Das Finanzamt erteilte am 31.10.2008 die Auskunft: "Umsätze, die unter das GrEStG fallen, sind nach § 4 Nr. 9a UStG steuerfrei. Da im vorliegenden Fall der Preis für das Grundstück und für die Bauleistungen in die Bemessungsgrundlage für die Grunderwerbsteuer einbezogen wurden, sind die Bauleistungen, die die Kläger zum Bau des Grundstücks beziehen, umsatzsteuerfrei".
Mit Verfügung vom 6.12.2010 nahm das Finanzamt die verbindliche Auskunft mit Wirkung ab dem Tag ihrer Bekanntgabe nach § 130 Abs. 1 AO zurück. Der hiergegen eingelegte Einspruch hatte keinen Erfolg.

### ERFASSTE DATEN
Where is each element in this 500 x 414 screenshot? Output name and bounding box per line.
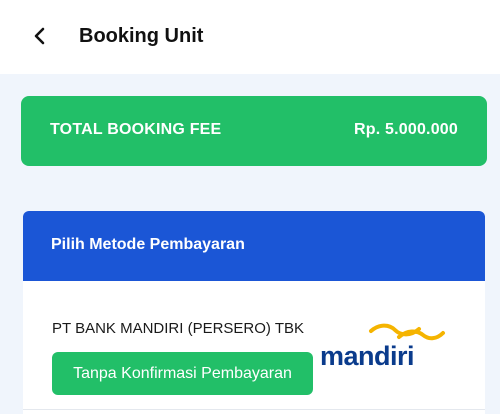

### AUFGABEN BEARBEITEN
**1)** Beantworten Sie die folgenden Fragen zum Ausgangstext jeweils kurz.
(a) An welchem Tag erteilte das Finanzamt die Auskunft?
(b) Nach welcher Vorschrift sind Umsätze, die unter das GrEStG fallen, steuerfrei?
(c) Auf welche Vorschrift stützte das Finanzamt die Rücknahme der verbindlichen Auskunft?
**2)** Erklären Sie in ein bis drei Sätzen, warum die Bauleistungen laut der Auskunft im Ausgangstext umsatzsteuerfrei sind.

### LÖSUNGEN
**1)**
(a) Am 31.10.2008.
(b) Nach § 4 Nr. 9a UStG.
(c) Auf § 130 Abs. 1 AO.

**2)** Der Preis für das Grundstück und für die Bauleistungen wurde in die Bemessungsgrundlage für die Grunderwerbsteuer einbezogen. Umsätze, die unter das GrEStG fallen, sind nach § 4 Nr. 9a UStG steuerfrei. Deshalb gelten auch die Bauleistungen als umsatzsteuerfrei.